## begin Data section

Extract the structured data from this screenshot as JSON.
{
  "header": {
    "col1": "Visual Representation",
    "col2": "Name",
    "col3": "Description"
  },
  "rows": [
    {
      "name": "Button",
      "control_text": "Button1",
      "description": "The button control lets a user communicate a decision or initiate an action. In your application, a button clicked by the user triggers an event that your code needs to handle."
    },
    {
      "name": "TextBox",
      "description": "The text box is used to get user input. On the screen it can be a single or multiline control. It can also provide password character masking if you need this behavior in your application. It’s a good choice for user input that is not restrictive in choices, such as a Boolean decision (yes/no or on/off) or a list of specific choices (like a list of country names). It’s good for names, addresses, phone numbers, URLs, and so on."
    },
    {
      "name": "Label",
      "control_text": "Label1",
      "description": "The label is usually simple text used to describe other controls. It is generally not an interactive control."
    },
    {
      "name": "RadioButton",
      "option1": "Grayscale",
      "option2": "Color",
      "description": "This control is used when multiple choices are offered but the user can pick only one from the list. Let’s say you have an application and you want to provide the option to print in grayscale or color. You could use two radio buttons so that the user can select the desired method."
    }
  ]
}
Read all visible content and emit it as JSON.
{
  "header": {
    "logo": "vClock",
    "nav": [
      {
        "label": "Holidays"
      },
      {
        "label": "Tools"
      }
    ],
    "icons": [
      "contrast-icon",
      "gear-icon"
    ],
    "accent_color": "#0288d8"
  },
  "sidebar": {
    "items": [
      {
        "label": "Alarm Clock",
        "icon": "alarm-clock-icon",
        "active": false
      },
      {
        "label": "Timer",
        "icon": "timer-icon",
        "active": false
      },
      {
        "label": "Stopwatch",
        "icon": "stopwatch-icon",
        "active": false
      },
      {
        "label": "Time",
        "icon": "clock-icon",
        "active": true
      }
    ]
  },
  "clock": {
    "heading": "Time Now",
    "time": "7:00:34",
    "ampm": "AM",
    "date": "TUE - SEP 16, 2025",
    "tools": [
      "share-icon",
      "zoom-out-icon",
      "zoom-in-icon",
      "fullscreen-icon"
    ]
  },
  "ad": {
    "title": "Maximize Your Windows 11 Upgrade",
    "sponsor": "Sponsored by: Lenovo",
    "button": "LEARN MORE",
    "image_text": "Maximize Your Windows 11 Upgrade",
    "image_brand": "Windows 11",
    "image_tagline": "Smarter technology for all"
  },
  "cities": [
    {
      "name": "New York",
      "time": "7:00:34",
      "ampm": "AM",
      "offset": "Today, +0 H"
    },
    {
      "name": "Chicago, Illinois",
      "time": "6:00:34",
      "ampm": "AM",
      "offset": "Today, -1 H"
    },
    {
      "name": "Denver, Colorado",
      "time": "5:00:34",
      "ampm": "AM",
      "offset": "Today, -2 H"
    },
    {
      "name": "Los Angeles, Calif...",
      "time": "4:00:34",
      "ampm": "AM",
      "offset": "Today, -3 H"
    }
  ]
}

## end Data section

* _Task brief_
Set down the entries verbatim, leaving none out.

* _Result_
Extract the structured data from this screenshot as JSON.
{
  "header": {
    "col1": "Visual Representation",
    "col2": "Name",
    "col3": "Description"
  },
  "rows": [
    {
      "name": "Button",
      "control_text": "Button1",
      "description": "The button control lets a user communicate a decision or initiate an action. In your application, a button clicked by the user triggers an event that your code needs to handle."
    },
    {
      "name": "TextBox",
      "description": "The text box is used to get user input. On the screen it can be a single or multiline control. It can also provide password character masking if you need this behavior in your application. It’s a good choice for user input that is not restrictive in choices, such as a Boolean decision (yes/no or on/off) or a list of specific choices (like a list of country names). It’s good for names, addresses, phone numbers, URLs, and so on."
    },
    {
      "name": "Label",
      "control_text": "Label1",
      "description": "The label is usually simple text used to describe other controls. It is generally not an interactive control."
    },
    {
      "name": "RadioButton",
      "option1": "Grayscale",
      "option2": "Color",
      "description": "This control is used when multiple choices are offered but the user can pick only one from the list. Let’s say you have an application and you want to provide the option to print in grayscale or color. You could use two radio buttons so that the user can select the desired method."
    }
  ]
}
Read all visible content and emit it as JSON.
{
  "header": {
    "logo": "vClock",
    "nav": [
      {
        "label": "Holidays"
      },
      {
        "label": "Tools"
      }
    ],
    "icons": [
      "contrast-icon",
      "gear-icon"
    ],
    "accent_color": "#0288d8"
  },
  "sidebar": {
    "items": [
      {
        "label": "Alarm Clock",
        "icon": "alarm-clock-icon",
        "active": false
      },
      {
        "label": "Timer",
        "icon": "timer-icon",
        "active": false
      },
      {
        "label": "Stopwatch",
        "icon": "stopwatch-icon",
        "active": false
      },
      {
        "label": "Time",
        "icon": "clock-icon",
        "active": true
      }
    ]
  },
  "clock": {
    "heading": "Time Now",
    "time": "7:00:34",
    "ampm": "AM",
    "date": "TUE - SEP 16, 2025",
    "tools": [
      "share-icon",
      "zoom-out-icon",
      "zoom-in-icon",
      "fullscreen-icon"
    ]
  },
  "ad": {
    "title": "Maximize Your Windows 11 Upgrade",
    "sponsor": "Sponsored by: Lenovo",
    "button": "LEARN MORE",
    "image_text": "Maximize Your Windows 11 Upgrade",
    "image_brand": "Windows 11",
    "image_tagline": "Smarter technology for all"
  },
  "cities": [
    {
      "name": "New York",
      "time": "7:00:34",
      "ampm": "AM",
      "offset": "Today, +0 H"
    },
    {
      "name": "Chicago, Illinois",
      "time": "6:00:34",
      "ampm": "AM",
      "offset": "Today, -1 H"
    },
    {
      "name": "Denver, Colorado",
      "time": "5:00:34",
      "ampm": "AM",
      "offset": "Today, -2 H"
    },
    {
      "name": "Los Angeles, Calif...",
      "time": "4:00:34",
      "ampm": "AM",
      "offset": "Today, -3 H"
    }
  ]
}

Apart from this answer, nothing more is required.